Saved entries

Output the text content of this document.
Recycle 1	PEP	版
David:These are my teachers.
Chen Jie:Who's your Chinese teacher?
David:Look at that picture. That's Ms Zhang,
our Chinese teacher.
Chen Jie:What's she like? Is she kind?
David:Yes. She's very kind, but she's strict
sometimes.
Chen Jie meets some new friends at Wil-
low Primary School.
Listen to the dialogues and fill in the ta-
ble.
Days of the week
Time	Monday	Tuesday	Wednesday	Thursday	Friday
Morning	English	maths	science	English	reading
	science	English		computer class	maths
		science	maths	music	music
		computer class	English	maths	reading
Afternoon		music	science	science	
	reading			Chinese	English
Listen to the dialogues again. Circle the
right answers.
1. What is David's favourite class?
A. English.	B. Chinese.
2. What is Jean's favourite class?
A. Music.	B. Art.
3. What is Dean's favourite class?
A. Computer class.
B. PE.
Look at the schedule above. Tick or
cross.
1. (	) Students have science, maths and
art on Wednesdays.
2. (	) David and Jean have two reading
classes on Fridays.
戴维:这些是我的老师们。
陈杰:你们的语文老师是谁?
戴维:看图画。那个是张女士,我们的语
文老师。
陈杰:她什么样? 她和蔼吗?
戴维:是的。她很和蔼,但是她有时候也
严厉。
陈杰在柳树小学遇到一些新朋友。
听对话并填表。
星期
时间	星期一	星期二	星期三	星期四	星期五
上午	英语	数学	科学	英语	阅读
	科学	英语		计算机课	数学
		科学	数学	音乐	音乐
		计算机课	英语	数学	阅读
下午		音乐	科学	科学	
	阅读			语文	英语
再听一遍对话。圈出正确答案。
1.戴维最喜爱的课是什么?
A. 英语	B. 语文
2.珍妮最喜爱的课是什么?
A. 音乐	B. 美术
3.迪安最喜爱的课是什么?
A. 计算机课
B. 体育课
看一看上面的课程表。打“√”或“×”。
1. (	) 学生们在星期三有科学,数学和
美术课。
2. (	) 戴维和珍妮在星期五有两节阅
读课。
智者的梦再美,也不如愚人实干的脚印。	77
==
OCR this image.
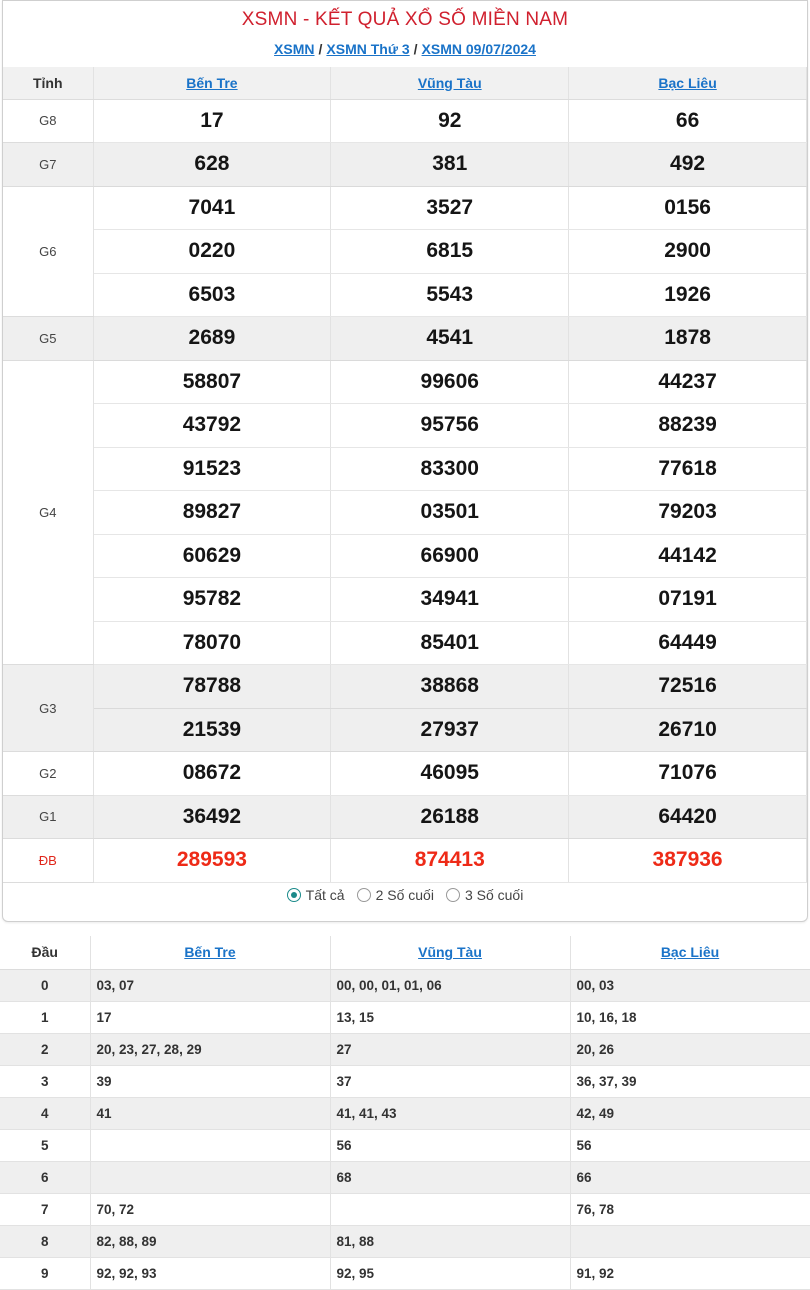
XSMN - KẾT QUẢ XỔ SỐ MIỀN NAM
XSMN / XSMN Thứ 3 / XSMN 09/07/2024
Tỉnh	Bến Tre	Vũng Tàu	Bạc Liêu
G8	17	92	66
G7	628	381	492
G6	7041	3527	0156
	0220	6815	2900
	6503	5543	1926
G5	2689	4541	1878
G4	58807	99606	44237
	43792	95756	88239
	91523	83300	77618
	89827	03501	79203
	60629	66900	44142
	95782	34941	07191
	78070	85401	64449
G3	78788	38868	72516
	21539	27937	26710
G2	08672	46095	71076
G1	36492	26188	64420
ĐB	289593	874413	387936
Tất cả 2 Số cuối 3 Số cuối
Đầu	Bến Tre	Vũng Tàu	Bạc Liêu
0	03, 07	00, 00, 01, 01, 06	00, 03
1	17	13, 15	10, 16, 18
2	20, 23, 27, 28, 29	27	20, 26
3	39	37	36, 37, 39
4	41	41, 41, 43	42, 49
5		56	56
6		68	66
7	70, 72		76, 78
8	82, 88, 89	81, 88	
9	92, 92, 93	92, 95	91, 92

- **To be done**
Looking at the records above, say how many lines hold the string "science". Write nothing but the number.

- **The completed task**
5